▸ Task description: Could you give the data below again, exactly and completely?

▸ Dataset records:
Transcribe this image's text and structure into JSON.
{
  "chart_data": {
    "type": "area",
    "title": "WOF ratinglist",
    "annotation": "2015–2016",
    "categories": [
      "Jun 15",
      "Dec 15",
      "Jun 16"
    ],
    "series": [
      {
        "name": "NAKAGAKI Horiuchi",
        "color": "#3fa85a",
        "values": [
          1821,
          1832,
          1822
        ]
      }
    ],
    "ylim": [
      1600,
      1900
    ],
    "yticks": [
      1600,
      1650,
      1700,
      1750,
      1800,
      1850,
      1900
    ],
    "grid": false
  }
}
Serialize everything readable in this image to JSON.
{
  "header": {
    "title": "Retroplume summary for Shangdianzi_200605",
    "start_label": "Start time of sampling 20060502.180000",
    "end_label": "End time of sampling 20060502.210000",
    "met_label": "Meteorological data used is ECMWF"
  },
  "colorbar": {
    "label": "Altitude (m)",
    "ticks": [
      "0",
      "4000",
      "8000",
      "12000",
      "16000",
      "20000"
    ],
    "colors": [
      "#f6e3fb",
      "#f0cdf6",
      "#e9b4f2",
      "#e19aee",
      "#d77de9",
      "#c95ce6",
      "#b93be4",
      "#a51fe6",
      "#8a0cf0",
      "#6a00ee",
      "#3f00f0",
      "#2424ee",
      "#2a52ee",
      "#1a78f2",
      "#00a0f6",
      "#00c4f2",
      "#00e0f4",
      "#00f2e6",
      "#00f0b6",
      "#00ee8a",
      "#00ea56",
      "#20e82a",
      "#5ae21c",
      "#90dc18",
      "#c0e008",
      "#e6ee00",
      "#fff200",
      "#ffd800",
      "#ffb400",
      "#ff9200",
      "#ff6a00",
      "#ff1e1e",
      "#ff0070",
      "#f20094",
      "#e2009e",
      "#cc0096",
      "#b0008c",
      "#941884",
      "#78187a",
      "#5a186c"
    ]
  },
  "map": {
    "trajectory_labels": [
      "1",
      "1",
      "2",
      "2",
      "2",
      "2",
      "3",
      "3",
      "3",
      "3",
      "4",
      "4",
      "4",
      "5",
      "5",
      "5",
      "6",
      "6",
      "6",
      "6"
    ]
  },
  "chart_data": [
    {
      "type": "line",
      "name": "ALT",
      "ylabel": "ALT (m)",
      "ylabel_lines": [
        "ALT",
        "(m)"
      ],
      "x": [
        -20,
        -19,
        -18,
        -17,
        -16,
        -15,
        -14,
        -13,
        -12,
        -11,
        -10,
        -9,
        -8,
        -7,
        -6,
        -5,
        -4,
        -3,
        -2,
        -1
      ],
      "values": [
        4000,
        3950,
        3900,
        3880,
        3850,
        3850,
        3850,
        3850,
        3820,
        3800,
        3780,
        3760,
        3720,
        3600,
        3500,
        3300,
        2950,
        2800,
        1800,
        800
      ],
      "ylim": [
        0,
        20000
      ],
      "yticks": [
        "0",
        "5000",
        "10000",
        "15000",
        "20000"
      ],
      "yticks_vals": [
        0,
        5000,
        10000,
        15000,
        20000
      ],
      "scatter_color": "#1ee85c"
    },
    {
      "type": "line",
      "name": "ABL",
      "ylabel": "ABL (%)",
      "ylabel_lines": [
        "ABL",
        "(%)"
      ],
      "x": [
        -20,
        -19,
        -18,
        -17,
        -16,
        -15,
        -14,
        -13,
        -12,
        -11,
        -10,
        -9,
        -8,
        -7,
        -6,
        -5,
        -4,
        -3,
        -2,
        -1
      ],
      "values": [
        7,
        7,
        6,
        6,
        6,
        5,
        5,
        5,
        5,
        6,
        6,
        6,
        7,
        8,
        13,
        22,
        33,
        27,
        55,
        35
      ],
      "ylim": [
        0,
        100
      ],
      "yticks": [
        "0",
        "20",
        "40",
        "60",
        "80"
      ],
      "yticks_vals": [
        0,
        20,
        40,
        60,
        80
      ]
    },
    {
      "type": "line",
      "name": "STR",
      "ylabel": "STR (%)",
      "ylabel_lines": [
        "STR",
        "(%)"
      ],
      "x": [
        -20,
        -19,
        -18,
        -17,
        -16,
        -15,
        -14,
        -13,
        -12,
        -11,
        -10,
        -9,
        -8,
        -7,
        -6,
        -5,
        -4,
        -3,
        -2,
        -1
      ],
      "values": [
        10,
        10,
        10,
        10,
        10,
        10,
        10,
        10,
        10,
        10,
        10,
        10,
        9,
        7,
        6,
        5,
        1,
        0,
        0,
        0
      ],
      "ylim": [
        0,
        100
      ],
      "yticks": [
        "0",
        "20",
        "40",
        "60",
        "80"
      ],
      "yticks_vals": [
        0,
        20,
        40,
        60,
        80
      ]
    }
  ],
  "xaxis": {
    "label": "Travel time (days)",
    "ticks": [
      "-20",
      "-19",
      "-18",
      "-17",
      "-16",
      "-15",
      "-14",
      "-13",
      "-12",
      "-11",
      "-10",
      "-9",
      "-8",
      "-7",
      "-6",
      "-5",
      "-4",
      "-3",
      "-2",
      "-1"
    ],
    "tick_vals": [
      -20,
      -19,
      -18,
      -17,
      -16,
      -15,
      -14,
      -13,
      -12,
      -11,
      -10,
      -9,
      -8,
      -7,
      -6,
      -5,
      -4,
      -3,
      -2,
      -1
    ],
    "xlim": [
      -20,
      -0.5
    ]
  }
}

▸ Expected answer:
Transcribe this image's text and structure into JSON.
{
  "chart_data": {
    "type": "area",
    "title": "WOF ratinglist",
    "annotation": "2015–2016",
    "categories": [
      "Jun 15",
      "Dec 15",
      "Jun 16"
    ],
    "series": [
      {
        "name": "NAKAGAKI Horiuchi",
        "color": "#3fa85a",
        "values": [
          1821,
          1832,
          1822
        ]
      }
    ],
    "ylim": [
      1600,
      1900
    ],
    "yticks": [
      1600,
      1650,
      1700,
      1750,
      1800,
      1850,
      1900
    ],
    "grid": false
  }
}
Serialize everything readable in this image to JSON.
{
  "header": {
    "title": "Retroplume summary for Shangdianzi_200605",
    "start_label": "Start time of sampling 20060502.180000",
    "end_label": "End time of sampling 20060502.210000",
    "met_label": "Meteorological data used is ECMWF"
  },
  "colorbar": {
    "label": "Altitude (m)",
    "ticks": [
      "0",
      "4000",
      "8000",
      "12000",
      "16000",
      "20000"
    ],
    "colors": [
      "#f6e3fb",
      "#f0cdf6",
      "#e9b4f2",
      "#e19aee",
      "#d77de9",
      "#c95ce6",
      "#b93be4",
      "#a51fe6",
      "#8a0cf0",
      "#6a00ee",
      "#3f00f0",
      "#2424ee",
      "#2a52ee",
      "#1a78f2",
      "#00a0f6",
      "#00c4f2",
      "#00e0f4",
      "#00f2e6",
      "#00f0b6",
      "#00ee8a",
      "#00ea56",
      "#20e82a",
      "#5ae21c",
      "#90dc18",
      "#c0e008",
      "#e6ee00",
      "#fff200",
      "#ffd800",
      "#ffb400",
      "#ff9200",
      "#ff6a00",
      "#ff1e1e",
      "#ff0070",
      "#f20094",
      "#e2009e",
      "#cc0096",
      "#b0008c",
      "#941884",
      "#78187a",
      "#5a186c"
    ]
  },
  "map": {
    "trajectory_labels": [
      "1",
      "1",
      "2",
      "2",
      "2",
      "2",
      "3",
      "3",
      "3",
      "3",
      "4",
      "4",
      "4",
      "5",
      "5",
      "5",
      "6",
      "6",
      "6",
      "6"
    ]
  },
  "chart_data": [
    {
      "type": "line",
      "name": "ALT",
      "ylabel": "ALT (m)",
      "ylabel_lines": [
        "ALT",
        "(m)"
      ],
      "x": [
        -20,
        -19,
        -18,
        -17,
        -16,
        -15,
        -14,
        -13,
        -12,
        -11,
        -10,
        -9,
        -8,
        -7,
        -6,
        -5,
        -4,
        -3,
        -2,
        -1
      ],
      "values": [
        4000,
        3950,
        3900,
        3880,
        3850,
        3850,
        3850,
        3850,
        3820,
        3800,
        3780,
        3760,
        3720,
        3600,
        3500,
        3300,
        2950,
        2800,
        1800,
        800
      ],
      "ylim": [
        0,
        20000
      ],
      "yticks": [
        "0",
        "5000",
        "10000",
        "15000",
        "20000"
      ],
      "yticks_vals": [
        0,
        5000,
        10000,
        15000,
        20000
      ],
      "scatter_color": "#1ee85c"
    },
    {
      "type": "line",
      "name": "ABL",
      "ylabel": "ABL (%)",
      "ylabel_lines": [
        "ABL",
        "(%)"
      ],
      "x": [
        -20,
        -19,
        -18,
        -17,
        -16,
        -15,
        -14,
        -13,
        -12,
        -11,
        -10,
        -9,
        -8,
        -7,
        -6,
        -5,
        -4,
        -3,
        -2,
        -1
      ],
      "values": [
        7,
        7,
        6,
        6,
        6,
        5,
        5,
        5,
        5,
        6,
        6,
        6,
        7,
        8,
        13,
        22,
        33,
        27,
        55,
        35
      ],
      "ylim": [
        0,
        100
      ],
      "yticks": [
        "0",
        "20",
        "40",
        "60",
        "80"
      ],
      "yticks_vals": [
        0,
        20,
        40,
        60,
        80
      ]
    },
    {
      "type": "line",
      "name": "STR",
      "ylabel": "STR (%)",
      "ylabel_lines": [
        "STR",
        "(%)"
      ],
      "x": [
        -20,
        -19,
        -18,
        -17,
        -16,
        -15,
        -14,
        -13,
        -12,
        -11,
        -10,
        -9,
        -8,
        -7,
        -6,
        -5,
        -4,
        -3,
        -2,
        -1
      ],
      "values": [
        10,
        10,
        10,
        10,
        10,
        10,
        10,
        10,
        10,
        10,
        10,
        10,
        9,
        7,
        6,
        5,
        1,
        0,
        0,
        0
      ],
      "ylim": [
        0,
        100
      ],
      "yticks": [
        "0",
        "20",
        "40",
        "60",
        "80"
      ],
      "yticks_vals": [
        0,
        20,
        40,
        60,
        80
      ]
    }
  ],
  "xaxis": {
    "label": "Travel time (days)",
    "ticks": [
      "-20",
      "-19",
      "-18",
      "-17",
      "-16",
      "-15",
      "-14",
      "-13",
      "-12",
      "-11",
      "-10",
      "-9",
      "-8",
      "-7",
      "-6",
      "-5",
      "-4",
      "-3",
      "-2",
      "-1"
    ],
    "tick_vals": [
      -20,
      -19,
      -18,
      -17,
      -16,
      -15,
      -14,
      -13,
      -12,
      -11,
      -10,
      -9,
      -8,
      -7,
      -6,
      -5,
      -4,
      -3,
      -2,
      -1
    ],
    "xlim": [
      -20,
      -0.5
    ]
  }
}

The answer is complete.